Copy each line of the listing below exactly.
****************************************
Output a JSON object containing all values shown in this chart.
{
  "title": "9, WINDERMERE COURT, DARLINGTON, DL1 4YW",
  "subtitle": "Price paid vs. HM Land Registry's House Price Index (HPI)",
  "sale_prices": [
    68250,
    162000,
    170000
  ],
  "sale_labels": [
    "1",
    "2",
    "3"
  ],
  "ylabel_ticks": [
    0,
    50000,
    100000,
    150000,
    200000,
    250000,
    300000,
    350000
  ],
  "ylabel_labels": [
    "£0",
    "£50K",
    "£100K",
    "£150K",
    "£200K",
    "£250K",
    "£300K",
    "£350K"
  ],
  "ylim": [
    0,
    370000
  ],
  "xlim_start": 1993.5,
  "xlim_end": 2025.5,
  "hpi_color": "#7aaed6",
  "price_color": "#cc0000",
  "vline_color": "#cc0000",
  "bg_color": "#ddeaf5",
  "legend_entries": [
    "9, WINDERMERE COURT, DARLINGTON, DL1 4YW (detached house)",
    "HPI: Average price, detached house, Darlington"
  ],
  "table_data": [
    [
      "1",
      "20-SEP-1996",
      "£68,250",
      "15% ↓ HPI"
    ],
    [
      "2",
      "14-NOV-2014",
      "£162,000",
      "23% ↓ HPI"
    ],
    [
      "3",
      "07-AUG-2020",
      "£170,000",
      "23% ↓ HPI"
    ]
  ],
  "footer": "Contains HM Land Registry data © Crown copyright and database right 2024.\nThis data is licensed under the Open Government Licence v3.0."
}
****************************************
§ Completed task
Output a JSON object containing all values shown in this chart.
{
  "title": "9, WINDERMERE COURT, DARLINGTON, DL1 4YW",
  "subtitle": "Price paid vs. HM Land Registry's House Price Index (HPI)",
  "sale_prices": [
    68250,
    162000,
    170000
  ],
  "sale_labels": [
    "1",
    "2",
    "3"
  ],
  "ylabel_ticks": [
    0,
    50000,
    100000,
    150000,
    200000,
    250000,
    300000,
    350000
  ],
  "ylabel_labels": [
    "£0",
    "£50K",
    "£100K",
    "£150K",
    "£200K",
    "£250K",
    "£300K",
    "£350K"
  ],
  "ylim": [
    0,
    370000
  ],
  "xlim_start": 1993.5,
  "xlim_end": 2025.5,
  "hpi_color": "#7aaed6",
  "price_color": "#cc0000",
  "vline_color": "#cc0000",
  "bg_color": "#ddeaf5",
  "legend_entries": [
    "9, WINDERMERE COURT, DARLINGTON, DL1 4YW (detached house)",
    "HPI: Average price, detached house, Darlington"
  ],
  "table_data": [
    [
      "1",
      "20-SEP-1996",
      "£68,250",
      "15% ↓ HPI"
    ],
    [
      "2",
      "14-NOV-2014",
      "£162,000",
      "23% ↓ HPI"
    ],
    [
      "3",
      "07-AUG-2020",
      "£170,000",
      "23% ↓ HPI"
    ]
  ],
  "footer": "Contains HM Land Registry data © Crown copyright and database right 2024.\nThis data is licensed under the Open Government Licence v3.0."
}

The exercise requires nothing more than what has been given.